TO DO: Every record below is to be retyped exactly.

====== EXERCISE MATERIALS

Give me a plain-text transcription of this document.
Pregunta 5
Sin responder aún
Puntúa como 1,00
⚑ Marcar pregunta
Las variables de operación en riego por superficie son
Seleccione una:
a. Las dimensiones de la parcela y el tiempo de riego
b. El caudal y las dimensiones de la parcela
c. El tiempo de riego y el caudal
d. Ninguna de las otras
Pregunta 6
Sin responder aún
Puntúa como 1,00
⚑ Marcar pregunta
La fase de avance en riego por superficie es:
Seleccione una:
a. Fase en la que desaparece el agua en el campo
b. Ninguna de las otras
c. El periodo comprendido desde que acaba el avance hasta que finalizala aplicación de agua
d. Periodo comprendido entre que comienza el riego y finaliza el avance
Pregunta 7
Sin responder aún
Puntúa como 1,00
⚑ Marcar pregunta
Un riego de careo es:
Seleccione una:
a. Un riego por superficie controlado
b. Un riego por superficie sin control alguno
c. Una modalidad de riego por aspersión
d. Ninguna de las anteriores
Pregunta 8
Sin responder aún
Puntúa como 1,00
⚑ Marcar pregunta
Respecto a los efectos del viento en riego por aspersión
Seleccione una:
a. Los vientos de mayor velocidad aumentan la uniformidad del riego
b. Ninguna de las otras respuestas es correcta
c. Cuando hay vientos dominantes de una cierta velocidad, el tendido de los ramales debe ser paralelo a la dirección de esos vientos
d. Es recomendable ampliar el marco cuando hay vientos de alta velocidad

============

TASK OUTPUT:
Give me a plain-text transcription of this document.
Pregunta 5
Sin responder aún
Puntúa como 1,00
⚑ Marcar pregunta
Las variables de operación en riego por superficie son
Seleccione una:
a. Las dimensiones de la parcela y el tiempo de riego
b. El caudal y las dimensiones de la parcela
c. El tiempo de riego y el caudal
d. Ninguna de las otras
Pregunta 6
Sin responder aún
Puntúa como 1,00
⚑ Marcar pregunta
La fase de avance en riego por superficie es:
Seleccione una:
a. Fase en la que desaparece el agua en el campo
b. Ninguna de las otras
c. El periodo comprendido desde que acaba el avance hasta que finalizala aplicación de agua
d. Periodo comprendido entre que comienza el riego y finaliza el avance
Pregunta 7
Sin responder aún
Puntúa como 1,00
⚑ Marcar pregunta
Un riego de careo es:
Seleccione una:
a. Un riego por superficie controlado
b. Un riego por superficie sin control alguno
c. Una modalidad de riego por aspersión
d. Ninguna de las anteriores
Pregunta 8
Sin responder aún
Puntúa como 1,00
⚑ Marcar pregunta
Respecto a los efectos del viento en riego por aspersión
Seleccione una:
a. Los vientos de mayor velocidad aumentan la uniformidad del riego
b. Ninguna de las otras respuestas es correcta
c. Cuando hay vientos dominantes de una cierta velocidad, el tendido de los ramales debe ser paralelo a la dirección de esos vientos
d. Es recomendable ampliar el marco cuando hay vientos de alta velocidad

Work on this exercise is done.